Dataset records:
________________________________________

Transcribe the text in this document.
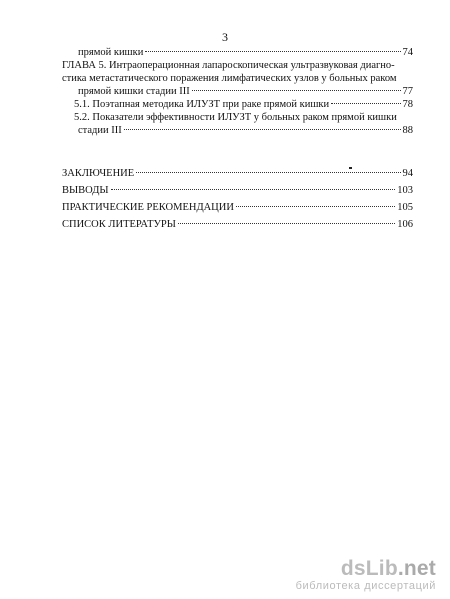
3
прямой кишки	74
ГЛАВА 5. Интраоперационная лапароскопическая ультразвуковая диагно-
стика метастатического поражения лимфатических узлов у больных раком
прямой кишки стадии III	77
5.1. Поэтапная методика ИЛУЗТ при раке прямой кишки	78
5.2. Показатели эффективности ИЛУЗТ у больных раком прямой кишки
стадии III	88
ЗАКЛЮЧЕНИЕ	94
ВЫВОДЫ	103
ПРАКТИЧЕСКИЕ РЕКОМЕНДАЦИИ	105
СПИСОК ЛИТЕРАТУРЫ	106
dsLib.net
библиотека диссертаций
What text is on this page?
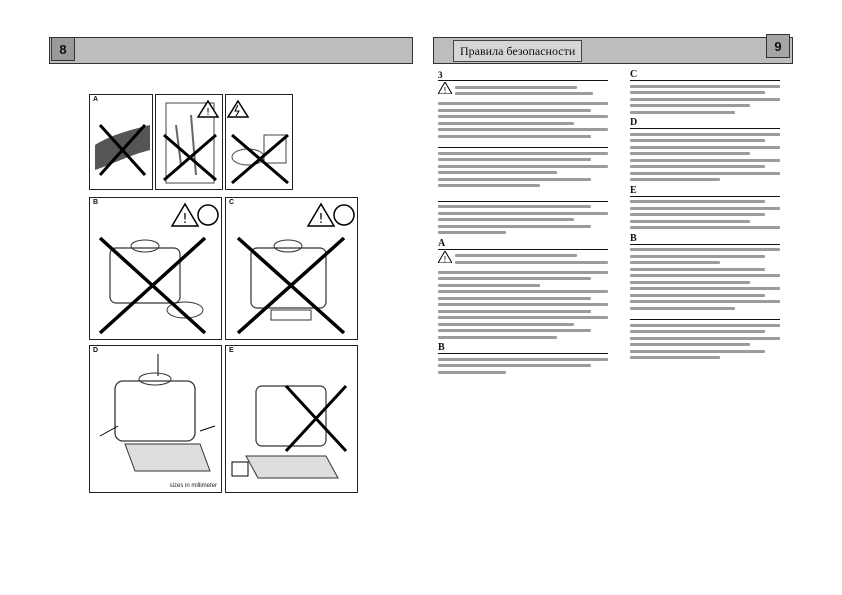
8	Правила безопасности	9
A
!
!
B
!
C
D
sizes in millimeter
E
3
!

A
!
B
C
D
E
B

________________________________________

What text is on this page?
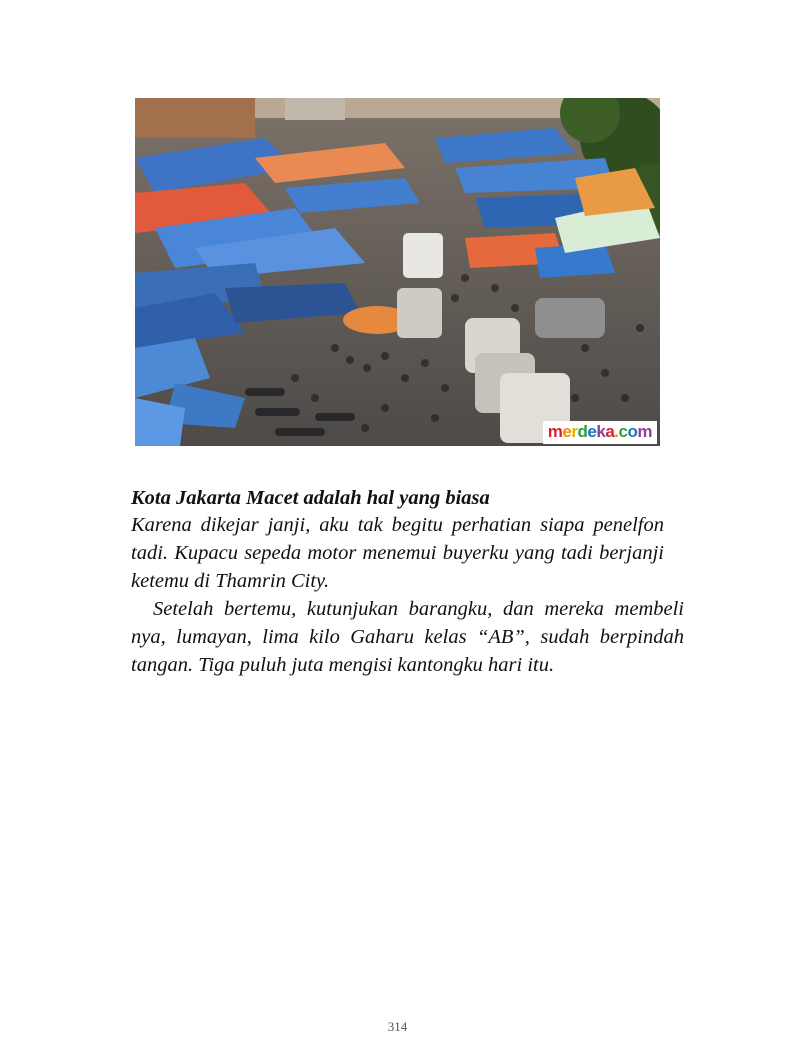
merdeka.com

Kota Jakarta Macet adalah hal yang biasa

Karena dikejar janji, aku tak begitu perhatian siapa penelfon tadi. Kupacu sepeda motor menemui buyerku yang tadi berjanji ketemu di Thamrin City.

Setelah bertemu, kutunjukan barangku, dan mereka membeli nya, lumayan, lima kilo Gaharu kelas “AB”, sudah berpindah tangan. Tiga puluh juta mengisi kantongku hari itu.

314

________________________________________

● WRITTEN REQUEST
Check every line of the listing for the string "ИЛУЗТ" and report how many lines have it, as a number alone.

● SOLUTION TO THIS EXERCISE
2